What the task requires:
Copy out the complete listing, word for word.

--- Task data ---

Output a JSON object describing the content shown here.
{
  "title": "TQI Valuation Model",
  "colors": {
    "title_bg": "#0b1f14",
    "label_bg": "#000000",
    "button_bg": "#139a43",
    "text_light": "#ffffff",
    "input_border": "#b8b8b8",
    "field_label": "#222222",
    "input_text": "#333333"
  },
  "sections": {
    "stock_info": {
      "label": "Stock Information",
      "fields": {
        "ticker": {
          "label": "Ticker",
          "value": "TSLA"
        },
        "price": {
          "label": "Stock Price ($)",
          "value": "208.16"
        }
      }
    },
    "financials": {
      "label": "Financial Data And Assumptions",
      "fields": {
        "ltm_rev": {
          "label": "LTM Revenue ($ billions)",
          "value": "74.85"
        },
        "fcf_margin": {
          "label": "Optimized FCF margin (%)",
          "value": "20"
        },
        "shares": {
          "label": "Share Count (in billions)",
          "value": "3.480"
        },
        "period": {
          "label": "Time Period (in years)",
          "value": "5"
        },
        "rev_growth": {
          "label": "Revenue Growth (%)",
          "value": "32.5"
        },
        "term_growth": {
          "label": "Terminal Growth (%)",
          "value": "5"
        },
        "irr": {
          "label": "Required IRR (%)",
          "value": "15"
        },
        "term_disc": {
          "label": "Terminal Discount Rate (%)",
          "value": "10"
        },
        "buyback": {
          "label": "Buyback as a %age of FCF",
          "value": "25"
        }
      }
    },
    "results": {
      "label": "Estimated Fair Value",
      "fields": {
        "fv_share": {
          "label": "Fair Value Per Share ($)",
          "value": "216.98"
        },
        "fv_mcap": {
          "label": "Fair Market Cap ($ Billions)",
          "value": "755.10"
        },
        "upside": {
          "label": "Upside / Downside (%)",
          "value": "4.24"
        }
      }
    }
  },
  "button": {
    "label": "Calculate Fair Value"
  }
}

---

Complete answer:
Output a JSON object describing the content shown here.
{
  "title": "TQI Valuation Model",
  "colors": {
    "title_bg": "#0b1f14",
    "label_bg": "#000000",
    "button_bg": "#139a43",
    "text_light": "#ffffff",
    "input_border": "#b8b8b8",
    "field_label": "#222222",
    "input_text": "#333333"
  },
  "sections": {
    "stock_info": {
      "label": "Stock Information",
      "fields": {
        "ticker": {
          "label": "Ticker",
          "value": "TSLA"
        },
        "price": {
          "label": "Stock Price ($)",
          "value": "208.16"
        }
      }
    },
    "financials": {
      "label": "Financial Data And Assumptions",
      "fields": {
        "ltm_rev": {
          "label": "LTM Revenue ($ billions)",
          "value": "74.85"
        },
        "fcf_margin": {
          "label": "Optimized FCF margin (%)",
          "value": "20"
        },
        "shares": {
          "label": "Share Count (in billions)",
          "value": "3.480"
        },
        "period": {
          "label": "Time Period (in years)",
          "value": "5"
        },
        "rev_growth": {
          "label": "Revenue Growth (%)",
          "value": "32.5"
        },
        "term_growth": {
          "label": "Terminal Growth (%)",
          "value": "5"
        },
        "irr": {
          "label": "Required IRR (%)",
          "value": "15"
        },
        "term_disc": {
          "label": "Terminal Discount Rate (%)",
          "value": "10"
        },
        "buyback": {
          "label": "Buyback as a %age of FCF",
          "value": "25"
        }
      }
    },
    "results": {
      "label": "Estimated Fair Value",
      "fields": {
        "fv_share": {
          "label": "Fair Value Per Share ($)",
          "value": "216.98"
        },
        "fv_mcap": {
          "label": "Fair Market Cap ($ Billions)",
          "value": "755.10"
        },
        "upside": {
          "label": "Upside / Downside (%)",
          "value": "4.24"
        }
      }
    }
  },
  "button": {
    "label": "Calculate Fair Value"
  }
}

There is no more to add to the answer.